## TO DO:
Lines holding the string "with" are the ones to copy; find them all in the data.

Stored records
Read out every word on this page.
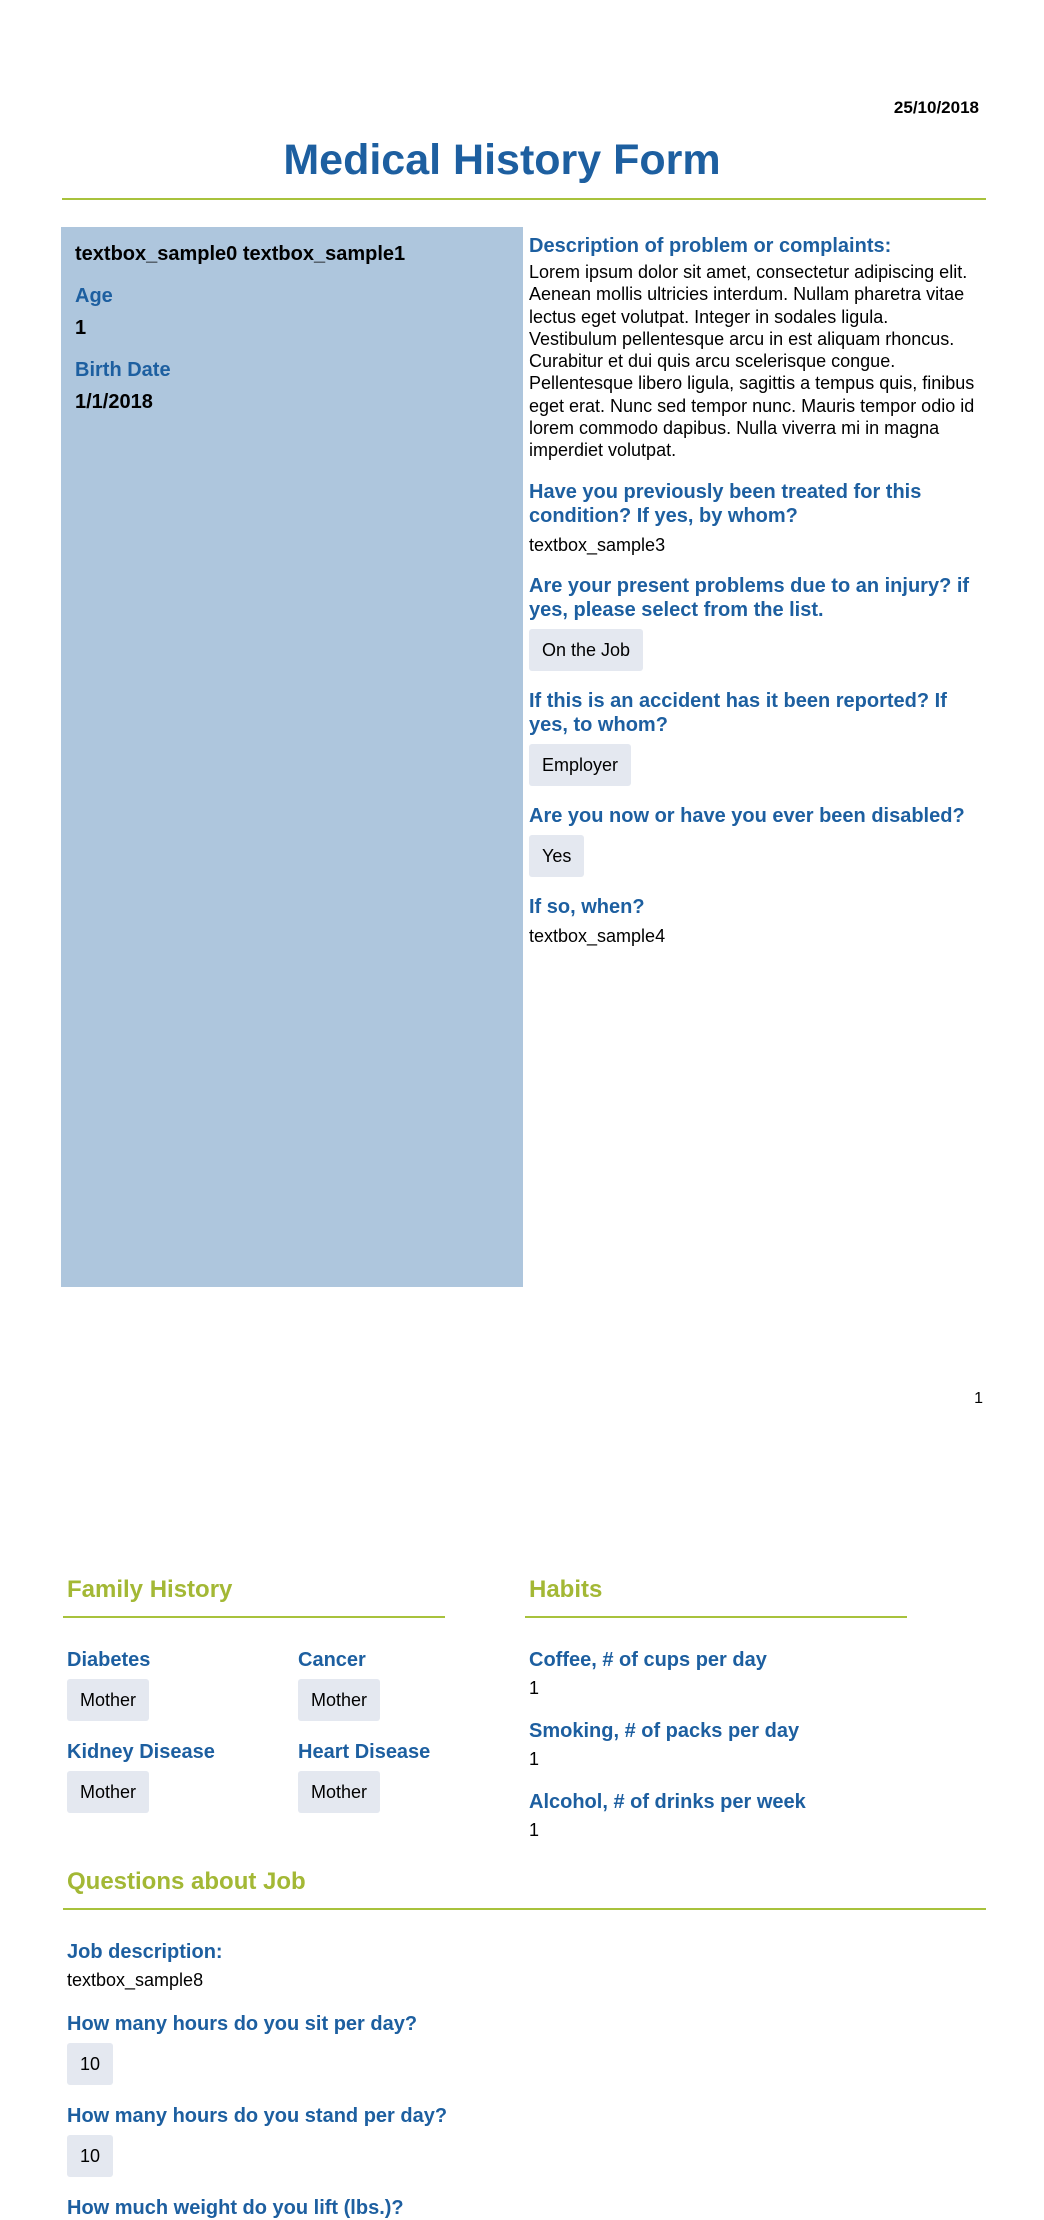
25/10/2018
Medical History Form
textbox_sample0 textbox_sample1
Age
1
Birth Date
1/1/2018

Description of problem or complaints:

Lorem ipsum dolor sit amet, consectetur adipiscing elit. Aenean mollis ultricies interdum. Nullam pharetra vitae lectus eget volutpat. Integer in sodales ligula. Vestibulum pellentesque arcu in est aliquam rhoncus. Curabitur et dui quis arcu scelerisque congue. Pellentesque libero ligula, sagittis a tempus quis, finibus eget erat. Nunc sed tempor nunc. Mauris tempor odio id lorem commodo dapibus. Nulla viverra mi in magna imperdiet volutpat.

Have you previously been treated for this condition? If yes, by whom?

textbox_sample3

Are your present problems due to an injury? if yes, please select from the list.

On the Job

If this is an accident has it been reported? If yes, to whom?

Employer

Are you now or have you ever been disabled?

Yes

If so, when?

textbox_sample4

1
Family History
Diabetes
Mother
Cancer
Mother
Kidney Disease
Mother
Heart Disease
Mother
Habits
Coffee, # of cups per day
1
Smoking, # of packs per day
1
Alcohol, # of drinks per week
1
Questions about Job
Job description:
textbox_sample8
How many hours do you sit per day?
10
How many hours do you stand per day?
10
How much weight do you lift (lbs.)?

...

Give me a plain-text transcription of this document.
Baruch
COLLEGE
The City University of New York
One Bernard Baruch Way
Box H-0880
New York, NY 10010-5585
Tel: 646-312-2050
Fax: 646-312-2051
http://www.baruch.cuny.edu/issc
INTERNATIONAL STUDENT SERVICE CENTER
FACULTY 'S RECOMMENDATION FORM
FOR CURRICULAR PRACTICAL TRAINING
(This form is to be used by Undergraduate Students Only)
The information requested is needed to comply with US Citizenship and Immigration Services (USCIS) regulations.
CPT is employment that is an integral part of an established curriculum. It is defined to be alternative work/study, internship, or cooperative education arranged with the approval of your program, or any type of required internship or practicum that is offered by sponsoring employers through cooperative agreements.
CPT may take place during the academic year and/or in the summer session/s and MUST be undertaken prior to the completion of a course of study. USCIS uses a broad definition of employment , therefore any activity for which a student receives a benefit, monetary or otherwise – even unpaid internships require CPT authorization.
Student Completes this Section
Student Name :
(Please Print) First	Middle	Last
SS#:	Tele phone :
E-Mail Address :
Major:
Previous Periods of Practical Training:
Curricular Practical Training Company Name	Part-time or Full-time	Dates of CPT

## RESPONSE BELOW:
The information requested is needed to comply with US Citizenship and Immigration Services (USCIS) regulations.
CPT is employment that is an integral part of an established curriculum. It is defined to be alternative work/study, internship, or cooperative education arranged with the approval of your program, or any type of required internship or practicum that is offered by sponsoring employers through cooperative agreements.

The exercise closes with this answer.